# [Set task]
Each of the entries should be retyped precisely as it appears.
BEGIN
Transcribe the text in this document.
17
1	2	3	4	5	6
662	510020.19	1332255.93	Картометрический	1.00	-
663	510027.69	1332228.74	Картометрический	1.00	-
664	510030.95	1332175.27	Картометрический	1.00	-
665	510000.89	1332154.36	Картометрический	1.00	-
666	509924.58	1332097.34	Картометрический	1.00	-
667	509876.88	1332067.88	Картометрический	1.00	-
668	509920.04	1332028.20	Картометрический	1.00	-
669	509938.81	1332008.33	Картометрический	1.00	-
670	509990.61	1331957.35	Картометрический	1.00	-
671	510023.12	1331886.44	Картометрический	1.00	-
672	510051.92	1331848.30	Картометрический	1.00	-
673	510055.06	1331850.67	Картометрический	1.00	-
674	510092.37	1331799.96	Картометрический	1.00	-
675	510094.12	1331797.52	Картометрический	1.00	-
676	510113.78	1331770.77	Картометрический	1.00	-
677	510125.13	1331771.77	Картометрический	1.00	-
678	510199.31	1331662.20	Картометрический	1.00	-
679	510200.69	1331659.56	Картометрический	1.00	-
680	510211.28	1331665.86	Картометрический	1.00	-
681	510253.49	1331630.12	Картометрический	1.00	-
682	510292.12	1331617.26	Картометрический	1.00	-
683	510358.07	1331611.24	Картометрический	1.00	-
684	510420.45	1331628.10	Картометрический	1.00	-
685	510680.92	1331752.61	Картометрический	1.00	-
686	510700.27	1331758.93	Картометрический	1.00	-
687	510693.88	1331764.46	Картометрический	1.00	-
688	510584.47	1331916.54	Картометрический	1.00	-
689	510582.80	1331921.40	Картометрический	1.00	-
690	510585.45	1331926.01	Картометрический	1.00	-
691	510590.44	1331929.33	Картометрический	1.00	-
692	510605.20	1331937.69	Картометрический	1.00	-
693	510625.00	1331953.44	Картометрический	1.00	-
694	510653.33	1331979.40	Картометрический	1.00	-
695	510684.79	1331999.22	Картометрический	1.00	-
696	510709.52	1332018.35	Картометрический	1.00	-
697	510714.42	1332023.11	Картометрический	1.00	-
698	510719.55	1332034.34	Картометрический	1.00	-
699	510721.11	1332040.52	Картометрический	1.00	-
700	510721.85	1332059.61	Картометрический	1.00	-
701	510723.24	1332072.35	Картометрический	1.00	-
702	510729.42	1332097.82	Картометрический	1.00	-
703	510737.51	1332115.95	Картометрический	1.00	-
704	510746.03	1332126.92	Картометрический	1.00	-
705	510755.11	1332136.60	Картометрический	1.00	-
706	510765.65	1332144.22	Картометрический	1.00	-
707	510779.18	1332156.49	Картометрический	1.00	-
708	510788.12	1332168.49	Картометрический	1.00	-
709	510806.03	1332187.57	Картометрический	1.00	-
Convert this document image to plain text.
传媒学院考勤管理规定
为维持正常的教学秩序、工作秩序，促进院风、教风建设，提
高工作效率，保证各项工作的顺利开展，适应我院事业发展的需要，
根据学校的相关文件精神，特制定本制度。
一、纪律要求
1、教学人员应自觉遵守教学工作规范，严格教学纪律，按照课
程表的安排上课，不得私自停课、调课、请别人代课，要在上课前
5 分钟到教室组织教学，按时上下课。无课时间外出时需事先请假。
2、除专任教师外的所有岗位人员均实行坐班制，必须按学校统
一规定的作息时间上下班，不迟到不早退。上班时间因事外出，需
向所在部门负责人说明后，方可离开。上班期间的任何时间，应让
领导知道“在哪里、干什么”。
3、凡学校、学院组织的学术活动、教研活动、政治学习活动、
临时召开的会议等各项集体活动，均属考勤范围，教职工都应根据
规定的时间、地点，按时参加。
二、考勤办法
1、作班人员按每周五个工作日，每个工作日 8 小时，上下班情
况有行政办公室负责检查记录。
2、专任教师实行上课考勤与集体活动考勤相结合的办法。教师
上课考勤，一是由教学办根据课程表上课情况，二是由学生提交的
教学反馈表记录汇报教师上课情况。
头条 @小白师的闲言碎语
END
# [The reply]
Transcribe the text in this document.
17
1	2	3	4	5	6
662	510020.19	1332255.93	Картометрический	1.00	-
663	510027.69	1332228.74	Картометрический	1.00	-
664	510030.95	1332175.27	Картометрический	1.00	-
665	510000.89	1332154.36	Картометрический	1.00	-
666	509924.58	1332097.34	Картометрический	1.00	-
667	509876.88	1332067.88	Картометрический	1.00	-
668	509920.04	1332028.20	Картометрический	1.00	-
669	509938.81	1332008.33	Картометрический	1.00	-
670	509990.61	1331957.35	Картометрический	1.00	-
671	510023.12	1331886.44	Картометрический	1.00	-
672	510051.92	1331848.30	Картометрический	1.00	-
673	510055.06	1331850.67	Картометрический	1.00	-
674	510092.37	1331799.96	Картометрический	1.00	-
675	510094.12	1331797.52	Картометрический	1.00	-
676	510113.78	1331770.77	Картометрический	1.00	-
677	510125.13	1331771.77	Картометрический	1.00	-
678	510199.31	1331662.20	Картометрический	1.00	-
679	510200.69	1331659.56	Картометрический	1.00	-
680	510211.28	1331665.86	Картометрический	1.00	-
681	510253.49	1331630.12	Картометрический	1.00	-
682	510292.12	1331617.26	Картометрический	1.00	-
683	510358.07	1331611.24	Картометрический	1.00	-
684	510420.45	1331628.10	Картометрический	1.00	-
685	510680.92	1331752.61	Картометрический	1.00	-
686	510700.27	1331758.93	Картометрический	1.00	-
687	510693.88	1331764.46	Картометрический	1.00	-
688	510584.47	1331916.54	Картометрический	1.00	-
689	510582.80	1331921.40	Картометрический	1.00	-
690	510585.45	1331926.01	Картометрический	1.00	-
691	510590.44	1331929.33	Картометрический	1.00	-
692	510605.20	1331937.69	Картометрический	1.00	-
693	510625.00	1331953.44	Картометрический	1.00	-
694	510653.33	1331979.40	Картометрический	1.00	-
695	510684.79	1331999.22	Картометрический	1.00	-
696	510709.52	1332018.35	Картометрический	1.00	-
697	510714.42	1332023.11	Картометрический	1.00	-
698	510719.55	1332034.34	Картометрический	1.00	-
699	510721.11	1332040.52	Картометрический	1.00	-
700	510721.85	1332059.61	Картометрический	1.00	-
701	510723.24	1332072.35	Картометрический	1.00	-
702	510729.42	1332097.82	Картометрический	1.00	-
703	510737.51	1332115.95	Картометрический	1.00	-
704	510746.03	1332126.92	Картометрический	1.00	-
705	510755.11	1332136.60	Картометрический	1.00	-
706	510765.65	1332144.22	Картометрический	1.00	-
707	510779.18	1332156.49	Картометрический	1.00	-
708	510788.12	1332168.49	Картометрический	1.00	-
709	510806.03	1332187.57	Картометрический	1.00	-
Convert this document image to plain text.
传媒学院考勤管理规定
为维持正常的教学秩序、工作秩序，促进院风、教风建设，提
高工作效率，保证各项工作的顺利开展，适应我院事业发展的需要，
根据学校的相关文件精神，特制定本制度。
一、纪律要求
1、教学人员应自觉遵守教学工作规范，严格教学纪律，按照课
程表的安排上课，不得私自停课、调课、请别人代课，要在上课前
5 分钟到教室组织教学，按时上下课。无课时间外出时需事先请假。
2、除专任教师外的所有岗位人员均实行坐班制，必须按学校统
一规定的作息时间上下班，不迟到不早退。上班时间因事外出，需
向所在部门负责人说明后，方可离开。上班期间的任何时间，应让
领导知道“在哪里、干什么”。
3、凡学校、学院组织的学术活动、教研活动、政治学习活动、
临时召开的会议等各项集体活动，均属考勤范围，教职工都应根据
规定的时间、地点，按时参加。
二、考勤办法
1、作班人员按每周五个工作日，每个工作日 8 小时，上下班情
况有行政办公室负责检查记录。
2、专任教师实行上课考勤与集体活动考勤相结合的办法。教师
上课考勤，一是由教学办根据课程表上课情况，二是由学生提交的
教学反馈表记录汇报教师上课情况。
头条 @小白师的闲言碎语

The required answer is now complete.